Exercise task |
Below are some entries. Work out how many of their lines hold the word "panel", and write that number alone.

-- START Exercise materials --

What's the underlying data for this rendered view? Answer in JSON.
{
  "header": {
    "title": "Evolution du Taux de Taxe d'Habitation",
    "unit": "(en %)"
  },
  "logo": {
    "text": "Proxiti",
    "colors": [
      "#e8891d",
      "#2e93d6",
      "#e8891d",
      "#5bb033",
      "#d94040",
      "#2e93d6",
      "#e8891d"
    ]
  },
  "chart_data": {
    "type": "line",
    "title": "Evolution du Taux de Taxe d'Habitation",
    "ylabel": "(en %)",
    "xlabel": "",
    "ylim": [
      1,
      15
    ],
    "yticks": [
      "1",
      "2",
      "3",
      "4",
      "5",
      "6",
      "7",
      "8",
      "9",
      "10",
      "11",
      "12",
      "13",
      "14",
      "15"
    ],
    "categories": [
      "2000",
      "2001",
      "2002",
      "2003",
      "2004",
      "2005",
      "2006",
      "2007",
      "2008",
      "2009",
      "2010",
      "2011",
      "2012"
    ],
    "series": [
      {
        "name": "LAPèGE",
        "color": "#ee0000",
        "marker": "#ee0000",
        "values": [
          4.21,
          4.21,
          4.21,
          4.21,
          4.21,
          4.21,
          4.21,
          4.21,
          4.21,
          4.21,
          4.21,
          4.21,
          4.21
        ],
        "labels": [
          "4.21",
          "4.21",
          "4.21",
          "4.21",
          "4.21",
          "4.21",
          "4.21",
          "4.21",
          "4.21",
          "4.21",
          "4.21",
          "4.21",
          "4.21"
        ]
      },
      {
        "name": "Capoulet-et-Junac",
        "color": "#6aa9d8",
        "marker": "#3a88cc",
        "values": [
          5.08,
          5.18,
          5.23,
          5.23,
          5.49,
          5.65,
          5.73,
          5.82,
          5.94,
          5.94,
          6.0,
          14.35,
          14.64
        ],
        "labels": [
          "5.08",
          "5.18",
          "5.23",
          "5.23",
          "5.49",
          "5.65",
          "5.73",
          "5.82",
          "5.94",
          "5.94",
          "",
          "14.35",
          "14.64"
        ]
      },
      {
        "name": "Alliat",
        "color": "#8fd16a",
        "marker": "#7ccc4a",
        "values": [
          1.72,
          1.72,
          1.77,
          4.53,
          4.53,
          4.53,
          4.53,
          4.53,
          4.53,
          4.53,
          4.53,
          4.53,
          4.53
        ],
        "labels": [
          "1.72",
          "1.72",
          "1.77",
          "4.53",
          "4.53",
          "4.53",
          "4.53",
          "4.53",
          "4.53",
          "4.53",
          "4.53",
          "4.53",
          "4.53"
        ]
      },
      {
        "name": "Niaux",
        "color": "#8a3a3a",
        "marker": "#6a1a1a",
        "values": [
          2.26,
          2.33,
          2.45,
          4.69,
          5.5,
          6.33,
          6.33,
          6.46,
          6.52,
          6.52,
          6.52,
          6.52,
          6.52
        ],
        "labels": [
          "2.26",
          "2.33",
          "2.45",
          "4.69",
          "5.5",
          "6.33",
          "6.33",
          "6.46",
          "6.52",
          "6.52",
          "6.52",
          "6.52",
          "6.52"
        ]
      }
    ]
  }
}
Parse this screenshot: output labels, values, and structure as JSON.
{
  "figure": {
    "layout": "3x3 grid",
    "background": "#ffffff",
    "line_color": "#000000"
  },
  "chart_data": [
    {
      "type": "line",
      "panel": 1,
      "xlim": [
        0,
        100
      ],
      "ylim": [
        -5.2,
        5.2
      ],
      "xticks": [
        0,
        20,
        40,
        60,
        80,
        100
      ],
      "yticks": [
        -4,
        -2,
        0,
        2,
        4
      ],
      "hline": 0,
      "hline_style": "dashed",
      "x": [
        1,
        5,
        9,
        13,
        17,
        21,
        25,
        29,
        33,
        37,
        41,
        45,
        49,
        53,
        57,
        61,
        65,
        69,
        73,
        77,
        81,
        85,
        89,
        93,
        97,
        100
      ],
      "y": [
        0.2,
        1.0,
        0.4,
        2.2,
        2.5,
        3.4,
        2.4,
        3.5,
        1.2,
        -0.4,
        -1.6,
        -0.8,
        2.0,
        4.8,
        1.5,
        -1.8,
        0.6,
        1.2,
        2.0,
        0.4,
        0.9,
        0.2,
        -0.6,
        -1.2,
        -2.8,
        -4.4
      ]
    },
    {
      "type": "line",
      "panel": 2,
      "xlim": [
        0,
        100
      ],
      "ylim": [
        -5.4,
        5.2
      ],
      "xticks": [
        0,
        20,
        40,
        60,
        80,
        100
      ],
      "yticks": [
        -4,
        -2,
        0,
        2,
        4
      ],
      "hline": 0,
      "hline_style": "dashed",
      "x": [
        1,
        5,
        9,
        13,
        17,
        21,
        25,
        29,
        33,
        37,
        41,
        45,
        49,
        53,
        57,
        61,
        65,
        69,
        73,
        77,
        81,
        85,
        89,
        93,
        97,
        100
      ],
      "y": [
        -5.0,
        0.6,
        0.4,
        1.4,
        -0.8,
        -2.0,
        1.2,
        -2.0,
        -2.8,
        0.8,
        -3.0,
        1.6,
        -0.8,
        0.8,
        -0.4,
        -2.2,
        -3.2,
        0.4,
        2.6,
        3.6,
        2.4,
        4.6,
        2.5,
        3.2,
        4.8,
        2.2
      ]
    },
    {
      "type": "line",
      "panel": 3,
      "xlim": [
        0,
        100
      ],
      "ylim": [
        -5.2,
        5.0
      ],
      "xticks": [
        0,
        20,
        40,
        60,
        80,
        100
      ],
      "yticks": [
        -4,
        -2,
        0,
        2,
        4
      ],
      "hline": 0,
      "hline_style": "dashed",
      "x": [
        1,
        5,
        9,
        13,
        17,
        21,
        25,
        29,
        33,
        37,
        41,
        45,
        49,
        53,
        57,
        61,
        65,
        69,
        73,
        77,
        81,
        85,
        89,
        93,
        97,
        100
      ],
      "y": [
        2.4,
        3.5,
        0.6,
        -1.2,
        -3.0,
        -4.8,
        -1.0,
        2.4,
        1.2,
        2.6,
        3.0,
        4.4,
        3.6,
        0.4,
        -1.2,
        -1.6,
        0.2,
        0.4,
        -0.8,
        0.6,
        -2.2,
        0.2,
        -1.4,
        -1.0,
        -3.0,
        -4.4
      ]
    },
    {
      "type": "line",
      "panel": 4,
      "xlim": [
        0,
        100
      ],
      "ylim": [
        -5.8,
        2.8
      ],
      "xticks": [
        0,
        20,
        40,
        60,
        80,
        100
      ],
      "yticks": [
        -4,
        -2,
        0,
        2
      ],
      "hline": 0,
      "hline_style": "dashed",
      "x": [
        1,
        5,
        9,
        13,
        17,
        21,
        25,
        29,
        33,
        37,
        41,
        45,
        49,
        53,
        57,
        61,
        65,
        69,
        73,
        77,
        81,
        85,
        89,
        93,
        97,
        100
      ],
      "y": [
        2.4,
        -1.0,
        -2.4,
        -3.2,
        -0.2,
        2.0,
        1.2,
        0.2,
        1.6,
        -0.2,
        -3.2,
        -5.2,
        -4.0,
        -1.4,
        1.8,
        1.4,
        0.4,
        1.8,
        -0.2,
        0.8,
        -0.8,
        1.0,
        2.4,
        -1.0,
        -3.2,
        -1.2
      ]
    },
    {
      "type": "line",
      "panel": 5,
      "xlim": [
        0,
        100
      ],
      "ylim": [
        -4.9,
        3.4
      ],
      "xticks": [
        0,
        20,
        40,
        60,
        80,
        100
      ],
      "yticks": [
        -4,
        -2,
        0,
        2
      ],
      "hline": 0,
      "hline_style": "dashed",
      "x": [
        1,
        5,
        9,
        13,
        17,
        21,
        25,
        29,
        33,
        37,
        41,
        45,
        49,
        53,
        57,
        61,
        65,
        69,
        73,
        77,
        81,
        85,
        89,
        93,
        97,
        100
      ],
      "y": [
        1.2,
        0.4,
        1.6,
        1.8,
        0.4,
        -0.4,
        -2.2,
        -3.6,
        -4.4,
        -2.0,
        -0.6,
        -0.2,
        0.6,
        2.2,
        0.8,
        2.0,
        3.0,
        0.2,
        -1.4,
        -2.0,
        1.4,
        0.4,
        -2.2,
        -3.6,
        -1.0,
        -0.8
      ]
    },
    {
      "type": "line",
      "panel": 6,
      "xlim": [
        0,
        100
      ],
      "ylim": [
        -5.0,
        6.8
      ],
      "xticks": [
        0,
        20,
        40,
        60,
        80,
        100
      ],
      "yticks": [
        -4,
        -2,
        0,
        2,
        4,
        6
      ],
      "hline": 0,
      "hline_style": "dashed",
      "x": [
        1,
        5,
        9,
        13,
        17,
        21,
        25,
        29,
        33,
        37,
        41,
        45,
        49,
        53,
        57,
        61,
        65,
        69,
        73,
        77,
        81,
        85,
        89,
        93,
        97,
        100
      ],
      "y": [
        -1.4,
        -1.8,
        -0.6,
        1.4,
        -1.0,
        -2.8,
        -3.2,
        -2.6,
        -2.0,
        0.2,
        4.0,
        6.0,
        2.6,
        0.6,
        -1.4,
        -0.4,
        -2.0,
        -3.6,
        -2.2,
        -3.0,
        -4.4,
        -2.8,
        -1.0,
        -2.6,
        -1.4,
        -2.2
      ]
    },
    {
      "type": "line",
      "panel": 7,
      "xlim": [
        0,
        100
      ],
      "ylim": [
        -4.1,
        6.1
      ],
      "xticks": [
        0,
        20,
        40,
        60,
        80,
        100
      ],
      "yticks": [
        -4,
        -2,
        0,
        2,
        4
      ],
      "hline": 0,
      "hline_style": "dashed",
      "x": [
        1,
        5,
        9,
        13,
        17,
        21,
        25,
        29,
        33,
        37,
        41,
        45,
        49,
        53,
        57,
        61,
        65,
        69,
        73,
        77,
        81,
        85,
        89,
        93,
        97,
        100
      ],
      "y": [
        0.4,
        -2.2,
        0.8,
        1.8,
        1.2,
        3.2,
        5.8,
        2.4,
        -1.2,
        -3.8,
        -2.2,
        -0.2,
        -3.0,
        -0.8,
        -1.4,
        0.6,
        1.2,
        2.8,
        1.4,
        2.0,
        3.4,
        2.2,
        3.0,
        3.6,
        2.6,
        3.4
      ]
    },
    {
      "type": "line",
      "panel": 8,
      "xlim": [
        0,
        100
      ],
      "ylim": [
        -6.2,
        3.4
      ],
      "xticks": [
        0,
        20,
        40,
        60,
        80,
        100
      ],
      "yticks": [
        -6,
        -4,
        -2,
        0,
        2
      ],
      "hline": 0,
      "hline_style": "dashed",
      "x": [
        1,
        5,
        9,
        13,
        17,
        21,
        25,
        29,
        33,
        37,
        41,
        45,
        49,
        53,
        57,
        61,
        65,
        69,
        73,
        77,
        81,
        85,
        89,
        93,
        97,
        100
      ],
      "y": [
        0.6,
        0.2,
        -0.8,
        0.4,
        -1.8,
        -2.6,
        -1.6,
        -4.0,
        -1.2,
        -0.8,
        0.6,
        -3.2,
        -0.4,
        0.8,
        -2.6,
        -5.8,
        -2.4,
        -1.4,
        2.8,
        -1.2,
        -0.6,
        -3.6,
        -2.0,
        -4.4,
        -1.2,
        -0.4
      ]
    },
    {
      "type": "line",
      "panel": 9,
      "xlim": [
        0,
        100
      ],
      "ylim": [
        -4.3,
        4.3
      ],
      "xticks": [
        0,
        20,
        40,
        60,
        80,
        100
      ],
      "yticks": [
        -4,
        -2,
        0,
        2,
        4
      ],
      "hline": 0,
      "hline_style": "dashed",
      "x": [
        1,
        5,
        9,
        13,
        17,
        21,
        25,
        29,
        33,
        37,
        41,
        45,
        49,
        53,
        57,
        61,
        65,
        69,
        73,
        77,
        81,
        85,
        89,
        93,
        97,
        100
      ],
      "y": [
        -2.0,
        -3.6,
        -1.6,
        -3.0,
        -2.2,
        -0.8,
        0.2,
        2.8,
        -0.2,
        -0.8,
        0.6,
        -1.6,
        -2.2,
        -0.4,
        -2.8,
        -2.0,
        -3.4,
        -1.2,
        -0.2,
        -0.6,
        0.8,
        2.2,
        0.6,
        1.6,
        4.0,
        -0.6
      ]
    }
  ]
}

-- END Exercise materials --

Response to this exercise |
9